WORK INSTRUCTIONS: Search the material for the string "Conseil" and copy each line where it occurs.
[start of DATA ENTRIES]
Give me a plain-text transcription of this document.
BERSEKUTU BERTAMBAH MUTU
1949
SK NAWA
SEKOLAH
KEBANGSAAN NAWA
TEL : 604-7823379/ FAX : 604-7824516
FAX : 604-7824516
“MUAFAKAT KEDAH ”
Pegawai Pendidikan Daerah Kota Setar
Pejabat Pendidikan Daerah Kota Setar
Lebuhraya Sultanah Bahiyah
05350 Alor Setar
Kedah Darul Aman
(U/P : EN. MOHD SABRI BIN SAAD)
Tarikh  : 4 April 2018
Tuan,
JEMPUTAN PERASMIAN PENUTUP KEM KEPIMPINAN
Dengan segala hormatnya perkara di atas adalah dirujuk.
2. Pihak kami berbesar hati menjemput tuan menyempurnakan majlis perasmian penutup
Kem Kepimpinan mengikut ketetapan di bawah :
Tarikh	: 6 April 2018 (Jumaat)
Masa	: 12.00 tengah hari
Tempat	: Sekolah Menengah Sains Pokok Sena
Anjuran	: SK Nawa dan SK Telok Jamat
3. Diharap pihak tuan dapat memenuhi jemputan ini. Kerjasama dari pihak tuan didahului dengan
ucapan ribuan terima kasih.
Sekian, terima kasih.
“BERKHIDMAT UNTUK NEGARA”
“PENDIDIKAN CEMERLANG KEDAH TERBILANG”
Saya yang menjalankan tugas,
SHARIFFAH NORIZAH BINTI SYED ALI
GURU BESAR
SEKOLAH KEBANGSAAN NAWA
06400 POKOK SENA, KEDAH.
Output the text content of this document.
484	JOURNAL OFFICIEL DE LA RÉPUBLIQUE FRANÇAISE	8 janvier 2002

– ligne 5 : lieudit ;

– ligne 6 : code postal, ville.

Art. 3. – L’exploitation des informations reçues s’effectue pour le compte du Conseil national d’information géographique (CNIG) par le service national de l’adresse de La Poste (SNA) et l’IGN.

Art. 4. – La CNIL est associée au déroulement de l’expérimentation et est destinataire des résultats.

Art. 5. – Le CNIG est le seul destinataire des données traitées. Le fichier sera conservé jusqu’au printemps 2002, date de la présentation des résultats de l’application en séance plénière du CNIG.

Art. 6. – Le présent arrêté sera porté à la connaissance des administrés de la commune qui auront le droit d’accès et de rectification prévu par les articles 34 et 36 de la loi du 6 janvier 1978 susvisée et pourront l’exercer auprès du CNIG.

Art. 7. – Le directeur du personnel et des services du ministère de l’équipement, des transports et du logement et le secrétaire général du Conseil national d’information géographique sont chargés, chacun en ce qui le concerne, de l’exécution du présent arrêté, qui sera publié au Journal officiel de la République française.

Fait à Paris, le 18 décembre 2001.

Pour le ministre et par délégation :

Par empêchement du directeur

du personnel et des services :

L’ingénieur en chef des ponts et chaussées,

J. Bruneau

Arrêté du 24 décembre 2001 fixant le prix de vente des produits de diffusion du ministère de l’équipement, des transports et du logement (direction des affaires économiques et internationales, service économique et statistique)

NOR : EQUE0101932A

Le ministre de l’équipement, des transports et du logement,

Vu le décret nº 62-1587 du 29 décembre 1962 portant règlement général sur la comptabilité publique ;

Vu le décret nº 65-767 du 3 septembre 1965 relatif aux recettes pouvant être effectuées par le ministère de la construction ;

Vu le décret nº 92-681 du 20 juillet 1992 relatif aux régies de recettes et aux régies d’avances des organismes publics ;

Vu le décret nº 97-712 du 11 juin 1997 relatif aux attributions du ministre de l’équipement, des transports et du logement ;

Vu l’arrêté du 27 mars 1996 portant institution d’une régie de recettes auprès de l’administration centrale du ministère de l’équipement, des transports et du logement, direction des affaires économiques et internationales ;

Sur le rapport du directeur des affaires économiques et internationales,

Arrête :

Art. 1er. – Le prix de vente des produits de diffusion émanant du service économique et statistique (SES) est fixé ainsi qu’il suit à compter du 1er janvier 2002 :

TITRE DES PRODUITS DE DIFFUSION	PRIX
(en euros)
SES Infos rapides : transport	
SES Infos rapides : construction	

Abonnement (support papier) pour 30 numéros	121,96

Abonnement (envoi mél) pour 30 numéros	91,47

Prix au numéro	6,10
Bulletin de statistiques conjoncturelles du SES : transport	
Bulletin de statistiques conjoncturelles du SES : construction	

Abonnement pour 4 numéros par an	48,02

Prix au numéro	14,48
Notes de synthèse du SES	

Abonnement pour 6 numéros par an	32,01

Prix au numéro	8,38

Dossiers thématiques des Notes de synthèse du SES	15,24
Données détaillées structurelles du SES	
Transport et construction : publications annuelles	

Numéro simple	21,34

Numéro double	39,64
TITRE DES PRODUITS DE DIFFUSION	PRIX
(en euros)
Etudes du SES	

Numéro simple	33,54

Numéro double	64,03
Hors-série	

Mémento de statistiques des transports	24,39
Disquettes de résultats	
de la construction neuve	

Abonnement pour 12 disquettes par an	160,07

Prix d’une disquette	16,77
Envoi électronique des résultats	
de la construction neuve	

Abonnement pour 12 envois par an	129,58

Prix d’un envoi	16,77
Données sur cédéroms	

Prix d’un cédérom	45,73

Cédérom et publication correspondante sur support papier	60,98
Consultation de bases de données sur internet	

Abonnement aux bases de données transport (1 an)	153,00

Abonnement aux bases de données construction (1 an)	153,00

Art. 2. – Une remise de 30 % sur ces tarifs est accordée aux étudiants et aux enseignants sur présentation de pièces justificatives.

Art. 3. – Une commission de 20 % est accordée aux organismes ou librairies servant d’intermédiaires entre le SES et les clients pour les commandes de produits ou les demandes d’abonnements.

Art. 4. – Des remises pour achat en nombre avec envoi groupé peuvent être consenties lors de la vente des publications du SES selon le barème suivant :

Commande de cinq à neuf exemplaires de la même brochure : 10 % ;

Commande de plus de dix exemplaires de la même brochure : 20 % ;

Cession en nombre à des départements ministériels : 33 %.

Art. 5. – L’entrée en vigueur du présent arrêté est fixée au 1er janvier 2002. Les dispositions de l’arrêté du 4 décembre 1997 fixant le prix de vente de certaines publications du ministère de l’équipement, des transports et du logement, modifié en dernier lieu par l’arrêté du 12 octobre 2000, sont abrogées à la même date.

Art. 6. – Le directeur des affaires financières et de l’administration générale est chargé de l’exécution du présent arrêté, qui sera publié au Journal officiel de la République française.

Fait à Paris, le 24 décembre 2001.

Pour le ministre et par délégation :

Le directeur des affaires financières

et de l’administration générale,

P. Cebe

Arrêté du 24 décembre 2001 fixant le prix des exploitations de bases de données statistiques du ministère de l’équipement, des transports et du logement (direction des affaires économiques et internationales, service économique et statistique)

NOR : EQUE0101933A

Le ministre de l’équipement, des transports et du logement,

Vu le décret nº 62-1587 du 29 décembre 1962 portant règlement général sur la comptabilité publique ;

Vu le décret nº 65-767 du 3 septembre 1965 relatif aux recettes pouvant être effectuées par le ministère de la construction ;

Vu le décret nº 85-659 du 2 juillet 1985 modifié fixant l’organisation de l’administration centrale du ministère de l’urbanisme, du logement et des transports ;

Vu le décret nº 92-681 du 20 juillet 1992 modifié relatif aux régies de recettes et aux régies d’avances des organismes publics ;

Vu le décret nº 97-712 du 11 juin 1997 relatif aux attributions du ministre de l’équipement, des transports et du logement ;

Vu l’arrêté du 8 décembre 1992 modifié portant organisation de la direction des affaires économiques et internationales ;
[end of DATA ENTRIES]
EXERCISE SOLUTION:
Art. 3. – L’exploitation des informations reçues s’effectue pour le compte du Conseil national d’information géographique (CNIG) par le service national de l’adresse de La Poste (SNA) et l’IGN.
Art. 7. – Le directeur du personnel et des services du ministère de l’équipement, des transports et du logement et le secrétaire général du Conseil national d’information géographique sont chargés, chacun en ce qui le concerne, de l’exécution du présent arrêté, qui sera publié au Journal officiel de la République française.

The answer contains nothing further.